**SHORT PROBLEM**
Which lines below hold the word "values"? Copy all of them.
DATA TO USE start
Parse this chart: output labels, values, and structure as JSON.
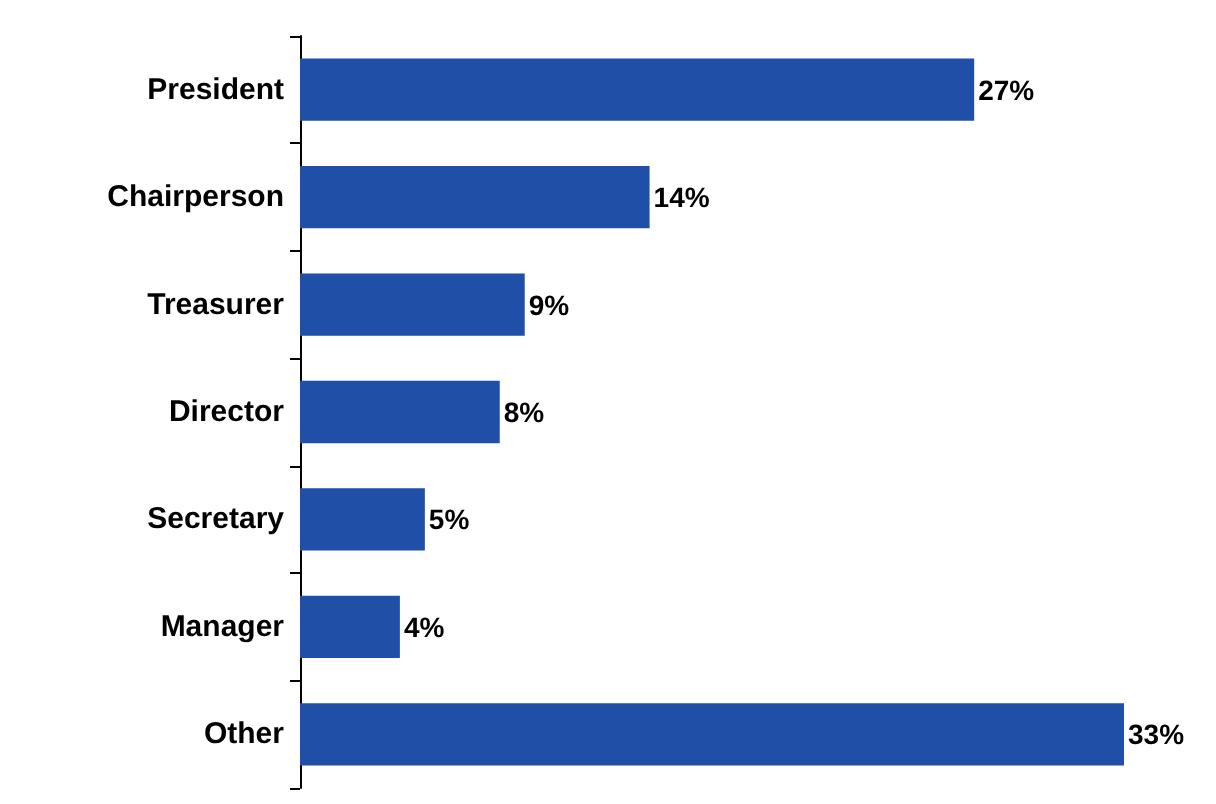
{
  "chart_data": {
    "type": "bar",
    "orientation": "horizontal",
    "categories": [
      "President",
      "Chairperson",
      "Treasurer",
      "Director",
      "Secretary",
      "Manager",
      "Other"
    ],
    "values": [
      27,
      14,
      9,
      8,
      5,
      4,
      33
    ],
    "value_labels": [
      "27%",
      "14%",
      "9%",
      "8%",
      "5%",
      "4%",
      "33%"
    ],
    "color": "#1f4fa6",
    "grid": false
  }
}
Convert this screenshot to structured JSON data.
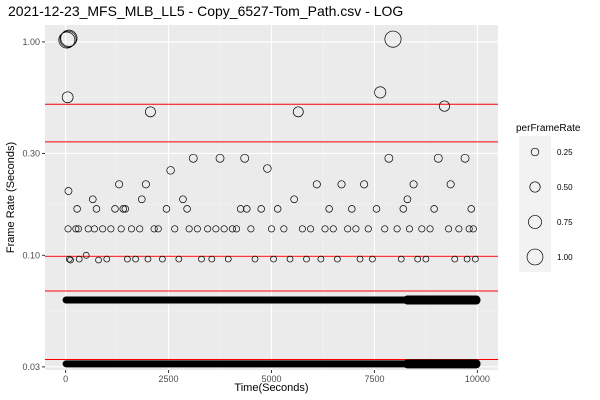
{
  "chart_data": {
    "type": "scatter",
    "title": "2021-12-23_MFS_MLB_LL5 - Copy_6527-Tom_Path.csv - LOG",
    "xlabel": "Time(Seconds)",
    "ylabel": "Frame Rate (Seconds)",
    "xlim": [
      -500,
      10500
    ],
    "ylim": [
      0.029,
      1.2
    ],
    "y_scale": "log10",
    "x_ticks": [
      0,
      2500,
      5000,
      7500,
      10000
    ],
    "x_tick_labels": [
      "0",
      "2500",
      "5000",
      "7500",
      "10000"
    ],
    "y_ticks": [
      0.03,
      0.1,
      0.3,
      1.0
    ],
    "y_tick_labels": [
      "0.03",
      "0.10",
      "0.30",
      "1.00"
    ],
    "hlines": [
      0.0325,
      0.068,
      0.099,
      0.34,
      0.51
    ],
    "hline_color": "#ff0000",
    "grid": true,
    "panel_background": "#ebebeb",
    "legend": {
      "title": "perFrameRate",
      "position": "right",
      "entries": [
        {
          "label": "0.25",
          "value": 0.25
        },
        {
          "label": "0.50",
          "value": 0.5
        },
        {
          "label": "0.75",
          "value": 0.75
        },
        {
          "label": "1.00",
          "value": 1.0
        }
      ]
    },
    "bands": [
      {
        "x_start": 0,
        "x_end": 10000,
        "y": 0.0617
      },
      {
        "x_start": 0,
        "x_end": 10000,
        "y": 0.031
      }
    ],
    "series": [
      {
        "points": [
          {
            "x": 30,
            "y": 1.02,
            "size": 1.02
          },
          {
            "x": 60,
            "y": 1.03,
            "size": 1.03
          },
          {
            "x": 80,
            "y": 1.04,
            "size": 1.04
          },
          {
            "x": 50,
            "y": 0.55,
            "size": 0.55
          },
          {
            "x": 70,
            "y": 0.2,
            "size": 0.2
          },
          {
            "x": 60,
            "y": 0.133,
            "size": 0.133
          },
          {
            "x": 90,
            "y": 0.096,
            "size": 0.096
          },
          {
            "x": 120,
            "y": 0.095,
            "size": 0.095
          },
          {
            "x": 250,
            "y": 0.133,
            "size": 0.133
          },
          {
            "x": 280,
            "y": 0.165,
            "size": 0.165
          },
          {
            "x": 310,
            "y": 0.133,
            "size": 0.133
          },
          {
            "x": 330,
            "y": 0.096,
            "size": 0.096
          },
          {
            "x": 500,
            "y": 0.1,
            "size": 0.1
          },
          {
            "x": 550,
            "y": 0.133,
            "size": 0.133
          },
          {
            "x": 660,
            "y": 0.183,
            "size": 0.183
          },
          {
            "x": 700,
            "y": 0.133,
            "size": 0.133
          },
          {
            "x": 750,
            "y": 0.165,
            "size": 0.165
          },
          {
            "x": 800,
            "y": 0.095,
            "size": 0.095
          },
          {
            "x": 900,
            "y": 0.133,
            "size": 0.133
          },
          {
            "x": 1000,
            "y": 0.096,
            "size": 0.096
          },
          {
            "x": 1100,
            "y": 0.133,
            "size": 0.133
          },
          {
            "x": 1200,
            "y": 0.165,
            "size": 0.165
          },
          {
            "x": 1300,
            "y": 0.215,
            "size": 0.215
          },
          {
            "x": 1350,
            "y": 0.133,
            "size": 0.133
          },
          {
            "x": 1400,
            "y": 0.165,
            "size": 0.165
          },
          {
            "x": 1450,
            "y": 0.165,
            "size": 0.165
          },
          {
            "x": 1500,
            "y": 0.096,
            "size": 0.096
          },
          {
            "x": 1600,
            "y": 0.133,
            "size": 0.133
          },
          {
            "x": 1700,
            "y": 0.096,
            "size": 0.096
          },
          {
            "x": 1800,
            "y": 0.133,
            "size": 0.133
          },
          {
            "x": 1850,
            "y": 0.183,
            "size": 0.183
          },
          {
            "x": 1950,
            "y": 0.215,
            "size": 0.215
          },
          {
            "x": 2000,
            "y": 0.096,
            "size": 0.096
          },
          {
            "x": 2060,
            "y": 0.47,
            "size": 0.47
          },
          {
            "x": 2150,
            "y": 0.133,
            "size": 0.133
          },
          {
            "x": 2250,
            "y": 0.133,
            "size": 0.133
          },
          {
            "x": 2350,
            "y": 0.096,
            "size": 0.096
          },
          {
            "x": 2450,
            "y": 0.165,
            "size": 0.165
          },
          {
            "x": 2550,
            "y": 0.25,
            "size": 0.25
          },
          {
            "x": 2650,
            "y": 0.133,
            "size": 0.133
          },
          {
            "x": 2750,
            "y": 0.096,
            "size": 0.096
          },
          {
            "x": 2850,
            "y": 0.183,
            "size": 0.183
          },
          {
            "x": 2950,
            "y": 0.165,
            "size": 0.165
          },
          {
            "x": 3000,
            "y": 0.133,
            "size": 0.133
          },
          {
            "x": 3100,
            "y": 0.285,
            "size": 0.285
          },
          {
            "x": 3200,
            "y": 0.133,
            "size": 0.133
          },
          {
            "x": 3300,
            "y": 0.096,
            "size": 0.096
          },
          {
            "x": 3450,
            "y": 0.133,
            "size": 0.133
          },
          {
            "x": 3550,
            "y": 0.096,
            "size": 0.096
          },
          {
            "x": 3650,
            "y": 0.133,
            "size": 0.133
          },
          {
            "x": 3750,
            "y": 0.285,
            "size": 0.285
          },
          {
            "x": 3850,
            "y": 0.133,
            "size": 0.133
          },
          {
            "x": 3950,
            "y": 0.096,
            "size": 0.096
          },
          {
            "x": 4050,
            "y": 0.133,
            "size": 0.133
          },
          {
            "x": 4150,
            "y": 0.133,
            "size": 0.133
          },
          {
            "x": 4250,
            "y": 0.165,
            "size": 0.165
          },
          {
            "x": 4350,
            "y": 0.285,
            "size": 0.285
          },
          {
            "x": 4400,
            "y": 0.165,
            "size": 0.165
          },
          {
            "x": 4500,
            "y": 0.133,
            "size": 0.133
          },
          {
            "x": 4600,
            "y": 0.096,
            "size": 0.096
          },
          {
            "x": 4750,
            "y": 0.165,
            "size": 0.165
          },
          {
            "x": 4900,
            "y": 0.255,
            "size": 0.255
          },
          {
            "x": 5000,
            "y": 0.133,
            "size": 0.133
          },
          {
            "x": 5050,
            "y": 0.096,
            "size": 0.096
          },
          {
            "x": 5150,
            "y": 0.165,
            "size": 0.165
          },
          {
            "x": 5300,
            "y": 0.133,
            "size": 0.133
          },
          {
            "x": 5450,
            "y": 0.096,
            "size": 0.096
          },
          {
            "x": 5550,
            "y": 0.183,
            "size": 0.183
          },
          {
            "x": 5650,
            "y": 0.47,
            "size": 0.47
          },
          {
            "x": 5750,
            "y": 0.133,
            "size": 0.133
          },
          {
            "x": 5850,
            "y": 0.096,
            "size": 0.096
          },
          {
            "x": 5950,
            "y": 0.133,
            "size": 0.133
          },
          {
            "x": 6100,
            "y": 0.215,
            "size": 0.215
          },
          {
            "x": 6200,
            "y": 0.096,
            "size": 0.096
          },
          {
            "x": 6300,
            "y": 0.133,
            "size": 0.133
          },
          {
            "x": 6400,
            "y": 0.165,
            "size": 0.165
          },
          {
            "x": 6500,
            "y": 0.133,
            "size": 0.133
          },
          {
            "x": 6600,
            "y": 0.096,
            "size": 0.096
          },
          {
            "x": 6700,
            "y": 0.215,
            "size": 0.215
          },
          {
            "x": 6850,
            "y": 0.133,
            "size": 0.133
          },
          {
            "x": 6950,
            "y": 0.165,
            "size": 0.165
          },
          {
            "x": 7050,
            "y": 0.133,
            "size": 0.133
          },
          {
            "x": 7150,
            "y": 0.096,
            "size": 0.096
          },
          {
            "x": 7250,
            "y": 0.215,
            "size": 0.215
          },
          {
            "x": 7350,
            "y": 0.133,
            "size": 0.133
          },
          {
            "x": 7450,
            "y": 0.096,
            "size": 0.096
          },
          {
            "x": 7550,
            "y": 0.165,
            "size": 0.165
          },
          {
            "x": 7640,
            "y": 0.58,
            "size": 0.58
          },
          {
            "x": 7750,
            "y": 0.133,
            "size": 0.133
          },
          {
            "x": 7850,
            "y": 0.285,
            "size": 0.285
          },
          {
            "x": 7950,
            "y": 1.03,
            "size": 1.03
          },
          {
            "x": 8050,
            "y": 0.133,
            "size": 0.133
          },
          {
            "x": 8150,
            "y": 0.096,
            "size": 0.096
          },
          {
            "x": 8200,
            "y": 0.165,
            "size": 0.165
          },
          {
            "x": 8300,
            "y": 0.183,
            "size": 0.183
          },
          {
            "x": 8350,
            "y": 0.133,
            "size": 0.133
          },
          {
            "x": 8450,
            "y": 0.215,
            "size": 0.215
          },
          {
            "x": 8550,
            "y": 0.096,
            "size": 0.096
          },
          {
            "x": 8650,
            "y": 0.133,
            "size": 0.133
          },
          {
            "x": 8750,
            "y": 0.096,
            "size": 0.096
          },
          {
            "x": 8850,
            "y": 0.133,
            "size": 0.133
          },
          {
            "x": 8950,
            "y": 0.165,
            "size": 0.165
          },
          {
            "x": 9050,
            "y": 0.285,
            "size": 0.285
          },
          {
            "x": 9200,
            "y": 0.5,
            "size": 0.5
          },
          {
            "x": 9300,
            "y": 0.133,
            "size": 0.133
          },
          {
            "x": 9350,
            "y": 0.215,
            "size": 0.215
          },
          {
            "x": 9450,
            "y": 0.096,
            "size": 0.096
          },
          {
            "x": 9550,
            "y": 0.133,
            "size": 0.133
          },
          {
            "x": 9700,
            "y": 0.285,
            "size": 0.285
          },
          {
            "x": 9750,
            "y": 0.096,
            "size": 0.096
          },
          {
            "x": 9800,
            "y": 0.133,
            "size": 0.133
          },
          {
            "x": 9850,
            "y": 0.165,
            "size": 0.165
          },
          {
            "x": 9900,
            "y": 0.133,
            "size": 0.133
          },
          {
            "x": 9950,
            "y": 0.096,
            "size": 0.096
          }
        ]
      }
    ]
  }
}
DATA TO USE end
**SOLUTION TO THIS TASK**
Parse this chart: output labels, values, and structure as JSON.
    "values": [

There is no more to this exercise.